**Source passage:**
'''
Wednesday, March 30, 2011

Will guys buy Vaseline Men if a former NFL star tells them to?

3/30/11

Unilever has just announced that they are launching a campaign for their Vaseline Men line tied to the NFL draft and featuring Michael Strahan, former defensive end for the NY Giants.

The focused effort includes an online game, a technique that the brand has used successfully in the past as it has delivered double-digit growth in the two years since its launch in 2008.

The stated goal in the selection of Strahan as spokesperson for the line is to communicate the fact that “it’s perfectly macho for men to moisturize.” (Neff, 2011)

What do you think? Will this strategy be successful? Does it make sense to address men directly rather than their wives, who may do the family shopping?
'''
**Problem set:**
#1 Repeat the Vaseline Men post from "Will guys buy" to "the family shopping?", swapping "spokesperson" for "ambassador".
#2 Carry on the Vaseline Men post, picking up right after its last sentence.

**Information given:**
'''
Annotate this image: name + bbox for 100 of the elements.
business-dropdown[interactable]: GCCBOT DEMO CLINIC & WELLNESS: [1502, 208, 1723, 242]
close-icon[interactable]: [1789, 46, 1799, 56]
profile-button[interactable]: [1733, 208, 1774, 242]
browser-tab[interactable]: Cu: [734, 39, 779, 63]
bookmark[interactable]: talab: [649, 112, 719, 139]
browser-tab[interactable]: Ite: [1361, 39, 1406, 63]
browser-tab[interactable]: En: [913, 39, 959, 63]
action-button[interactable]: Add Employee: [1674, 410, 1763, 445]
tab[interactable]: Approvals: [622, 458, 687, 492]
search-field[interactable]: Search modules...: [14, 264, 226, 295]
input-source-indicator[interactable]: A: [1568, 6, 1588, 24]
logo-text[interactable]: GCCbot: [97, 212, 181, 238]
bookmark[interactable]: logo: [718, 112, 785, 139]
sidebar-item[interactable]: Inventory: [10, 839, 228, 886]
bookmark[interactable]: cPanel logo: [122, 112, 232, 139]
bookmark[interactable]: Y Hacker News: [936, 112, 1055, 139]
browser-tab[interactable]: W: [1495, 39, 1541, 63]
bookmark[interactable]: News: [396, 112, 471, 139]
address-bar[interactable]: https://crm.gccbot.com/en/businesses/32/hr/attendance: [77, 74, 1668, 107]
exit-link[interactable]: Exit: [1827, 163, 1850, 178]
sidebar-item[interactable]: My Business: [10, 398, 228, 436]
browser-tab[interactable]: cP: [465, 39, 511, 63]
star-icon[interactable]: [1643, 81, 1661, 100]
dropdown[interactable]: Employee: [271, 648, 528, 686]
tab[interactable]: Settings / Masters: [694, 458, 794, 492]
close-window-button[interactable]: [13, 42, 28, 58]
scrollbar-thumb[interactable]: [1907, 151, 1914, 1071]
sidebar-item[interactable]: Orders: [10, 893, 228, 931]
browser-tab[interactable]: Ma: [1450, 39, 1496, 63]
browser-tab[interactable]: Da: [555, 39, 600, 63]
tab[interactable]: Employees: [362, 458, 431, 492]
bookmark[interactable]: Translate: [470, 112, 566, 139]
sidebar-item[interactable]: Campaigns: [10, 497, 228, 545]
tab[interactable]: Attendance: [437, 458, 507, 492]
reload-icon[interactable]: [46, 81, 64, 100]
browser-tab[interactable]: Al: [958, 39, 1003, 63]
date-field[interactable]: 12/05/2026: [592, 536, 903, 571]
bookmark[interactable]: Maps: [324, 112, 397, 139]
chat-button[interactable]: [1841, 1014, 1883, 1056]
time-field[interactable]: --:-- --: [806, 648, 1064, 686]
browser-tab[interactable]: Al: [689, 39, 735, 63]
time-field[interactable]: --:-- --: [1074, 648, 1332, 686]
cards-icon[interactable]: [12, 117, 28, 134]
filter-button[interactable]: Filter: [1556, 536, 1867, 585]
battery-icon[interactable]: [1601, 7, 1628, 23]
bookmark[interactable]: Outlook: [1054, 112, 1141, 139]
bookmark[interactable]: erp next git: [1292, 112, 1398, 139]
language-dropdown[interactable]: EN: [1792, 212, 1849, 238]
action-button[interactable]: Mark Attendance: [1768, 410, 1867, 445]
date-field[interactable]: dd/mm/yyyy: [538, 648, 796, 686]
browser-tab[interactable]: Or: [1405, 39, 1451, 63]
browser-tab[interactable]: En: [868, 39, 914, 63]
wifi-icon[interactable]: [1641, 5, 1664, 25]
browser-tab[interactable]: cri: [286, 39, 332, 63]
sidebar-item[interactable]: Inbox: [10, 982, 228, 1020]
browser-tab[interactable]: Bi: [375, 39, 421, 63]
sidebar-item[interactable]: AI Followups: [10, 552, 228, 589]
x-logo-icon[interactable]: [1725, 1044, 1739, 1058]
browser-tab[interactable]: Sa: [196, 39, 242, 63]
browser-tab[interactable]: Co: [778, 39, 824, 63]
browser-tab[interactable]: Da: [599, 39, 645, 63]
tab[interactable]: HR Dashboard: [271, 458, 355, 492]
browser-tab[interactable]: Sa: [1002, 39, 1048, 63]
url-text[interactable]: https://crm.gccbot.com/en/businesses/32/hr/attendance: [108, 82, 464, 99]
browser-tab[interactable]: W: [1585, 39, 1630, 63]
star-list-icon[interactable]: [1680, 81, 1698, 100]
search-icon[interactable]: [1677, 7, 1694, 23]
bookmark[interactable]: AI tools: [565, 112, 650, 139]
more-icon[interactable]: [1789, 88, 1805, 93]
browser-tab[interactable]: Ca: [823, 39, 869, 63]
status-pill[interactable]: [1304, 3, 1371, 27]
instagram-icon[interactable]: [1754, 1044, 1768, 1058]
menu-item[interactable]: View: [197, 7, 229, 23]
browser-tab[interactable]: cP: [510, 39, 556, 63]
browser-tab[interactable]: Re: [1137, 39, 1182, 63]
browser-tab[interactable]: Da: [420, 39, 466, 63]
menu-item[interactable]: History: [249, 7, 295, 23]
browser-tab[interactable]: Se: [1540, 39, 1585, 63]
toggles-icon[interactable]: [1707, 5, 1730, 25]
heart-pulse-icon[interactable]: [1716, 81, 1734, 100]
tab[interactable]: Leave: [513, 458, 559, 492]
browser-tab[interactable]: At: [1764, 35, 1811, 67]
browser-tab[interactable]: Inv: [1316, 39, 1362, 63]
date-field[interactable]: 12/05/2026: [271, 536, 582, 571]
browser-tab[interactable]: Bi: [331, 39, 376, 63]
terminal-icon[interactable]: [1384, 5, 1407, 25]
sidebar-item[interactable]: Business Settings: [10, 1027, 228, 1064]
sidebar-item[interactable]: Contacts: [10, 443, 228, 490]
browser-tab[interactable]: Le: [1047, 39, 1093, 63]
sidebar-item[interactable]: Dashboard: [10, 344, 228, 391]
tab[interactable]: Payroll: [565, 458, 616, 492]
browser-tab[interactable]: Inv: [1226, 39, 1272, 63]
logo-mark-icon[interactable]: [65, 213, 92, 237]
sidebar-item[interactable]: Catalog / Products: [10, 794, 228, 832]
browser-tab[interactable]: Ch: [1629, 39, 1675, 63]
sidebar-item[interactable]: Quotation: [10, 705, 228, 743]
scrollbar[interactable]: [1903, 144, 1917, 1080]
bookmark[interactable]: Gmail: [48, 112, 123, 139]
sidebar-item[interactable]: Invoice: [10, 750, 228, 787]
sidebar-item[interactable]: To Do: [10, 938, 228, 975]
'''
**Answers to the problems:**
#1
Will guys buy Vaseline Men if a former NFL star tells them to?

3/30/11

Unilever has just announced that they are launching a campaign for their Vaseline Men line tied to the NFL draft and featuring Michael Strahan, former defensive end for the NY Giants.

The focused effort includes an online game, a technique that the brand has used successfully in the past as it has delivered double-digit growth in the two years since its launch in 2008.

The stated goal in the selection of Strahan as ambassador for the line is to communicate the fact that “it’s perfectly macho for men to moisturize.” (Neff, 2011)

What do you think? Will this strategy be successful? Does it make sense to address men directly rather than their wives, who may do the family shopping?

#2
Neff, J. (2011, March 30). Vaseline Men Kicks Off NFL-related Promotion Despite Lockout. adage.com. Retrieved March 30, 2011, from
http://adage.com/article/news/vaseline-men-kicks-nfl-related-promotion-lockout/149631/

5 comments:

  1. I actually think this idea is brilliant. I think men will be much more likely to buy a "moisturizer" by Vaseline than by a brand that their wife or girlfriend uses. If he sees a pink Olay tub in her bathroom, he'd feel a bit skeeved out buying one of his own (even if it came in black). But Vaseline even sounds fairly masculine. And it's not associated with women, or soft skin, or anything girly, it's known as a practical product. I think that Strahan is a perfect spokesperson. Much like the commercial we watched for the chunky soup which was being endorsed by football players, this angle says "manly men use this". And I think it's smart to target men because either they'll be the ones picking it up, if they're a single dude, or they'll request it by name to their wife (without feeling embarrased - it's not like they're asking for La Mer). Plus, I would bet that these days, just as many guys do the shopping as do the women!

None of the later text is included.